- WRITTEN REQUEST: Copy each line in which the string "skill" occurs.
--- Begin SUPPLIED DATA ---
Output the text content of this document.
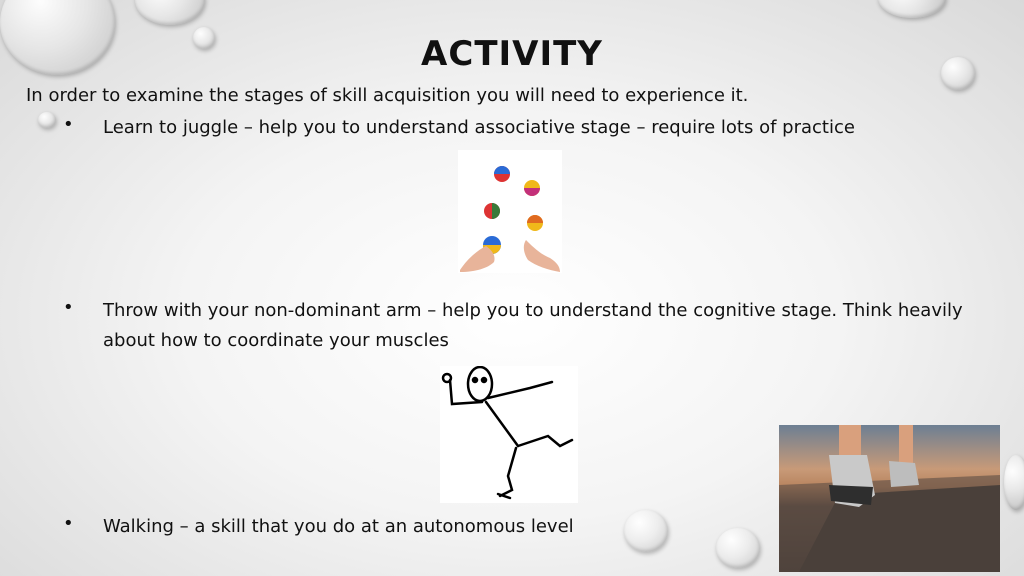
ACTIVITY
In order to examine the stages of skill acquisition you will need to experience it.
• Learn to juggle – help you to understand associative stage – require lots of practice
• Throw with your non-dominant arm – help you to understand the cognitive stage. Think heavily about how to coordinate your muscles
• Walking – a skill that you do at an autonomous level
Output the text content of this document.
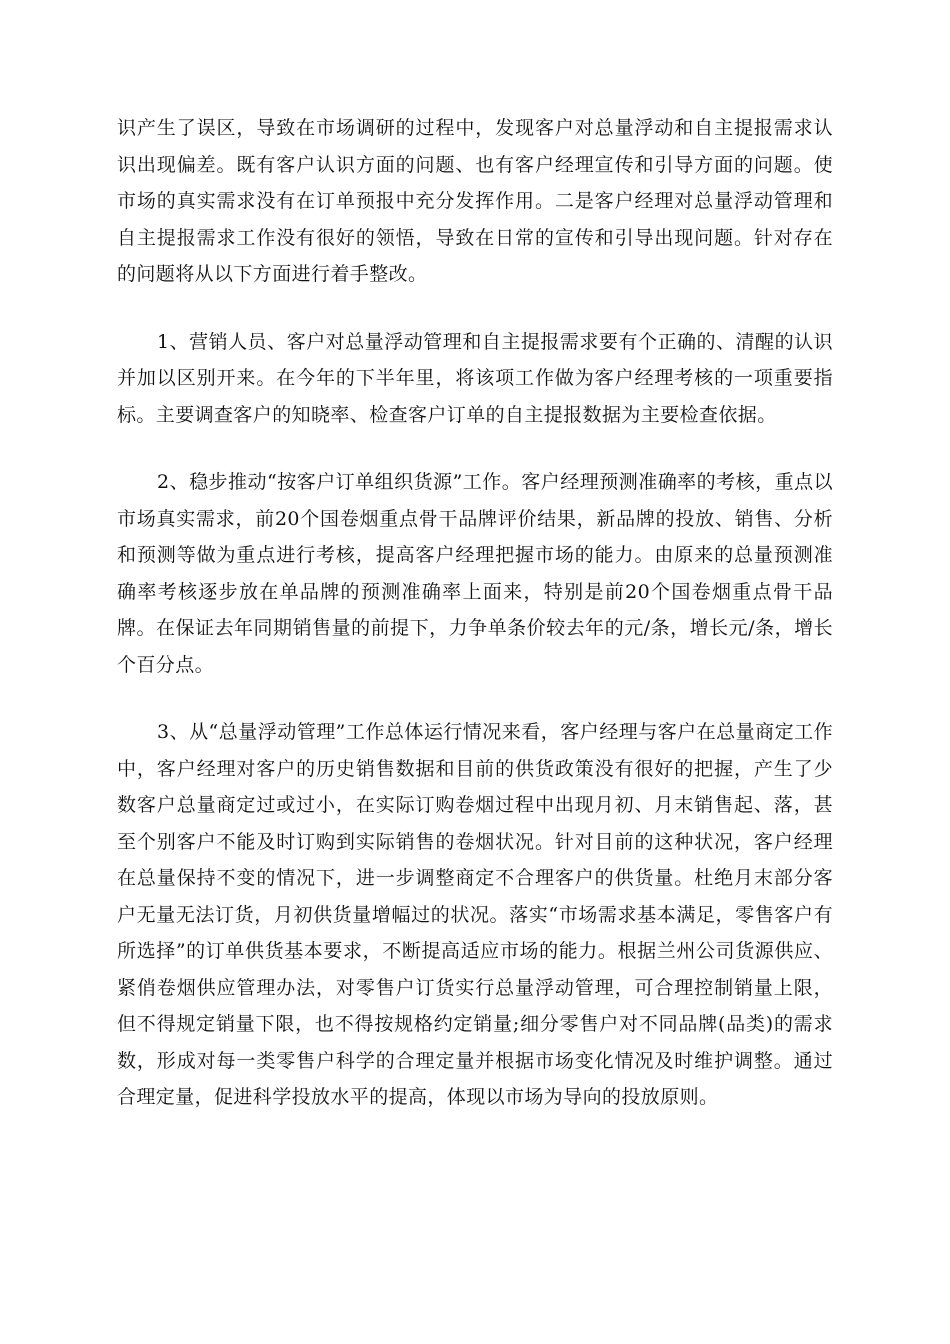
识产生了误区，导致在市场调研的过程中，发现客户对总量浮动和自主提报需求认识出现偏差。既有客户认识方面的问题、也有客户经理宣传和引导方面的问题。使市场的真实需求没有在订单预报中充分发挥作用。二是客户经理对总量浮动管理和自主提报需求工作没有很好的领悟，导致在日常的宣传和引导出现问题。针对存在的问题将从以下方面进行着手整改。

1、营销人员、客户对总量浮动管理和自主提报需求要有个正确的、清醒的认识并加以区别开来。在今年的下半年里，将该项工作做为客户经理考核的一项重要指标。主要调查客户的知晓率、检查客户订单的自主提报数据为主要检查依据。

2、稳步推动“按客户订单组织货源”工作。客户经理预测准确率的考核，重点以市场真实需求，前20个国卷烟重点骨干品牌评价结果，新品牌的投放、销售、分析和预测等做为重点进行考核，提高客户经理把握市场的能力。由原来的总量预测准确率考核逐步放在单品牌的预测准确率上面来，特别是前20个国卷烟重点骨干品牌。在保证去年同期销售量的前提下，力争单条价较去年的元/条，增长元/条，增长个百分点。

3、从“总量浮动管理”工作总体运行情况来看，客户经理与客户在总量商定工作中，客户经理对客户的历史销售数据和目前的供货政策没有很好的把握，产生了少数客户总量商定过或过小，在实际订购卷烟过程中出现月初、月末销售起、落，甚至个别客户不能及时订购到实际销售的卷烟状况。针对目前的这种状况，客户经理在总量保持不变的情况下，进一步调整商定不合理客户的供货量。杜绝月末部分客户无量无法订货，月初供货量增幅过的状况。落实“市场需求基本满足，零售客户有所选择”的订单供货基本要求，不断提高适应市场的能力。根据兰州公司货源供应、紧俏卷烟供应管理办法，对零售户订货实行总量浮动管理，可合理控制销量上限，但不得规定销量下限，也不得按规格约定销量;细分零售户对不同品牌(品类)的需求数，形成对每一类零售户科学的合理定量并根据市场变化情况及时维护调整。通过合理定量，促进科学投放水平的提高，体现以市场为导向的投放原则。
--- End SUPPLIED DATA ---
- WRITTEN RESPONSE:
In order to examine the stages of skill acquisition you will need to experience it.
• Walking – a skill that you do at an autonomous level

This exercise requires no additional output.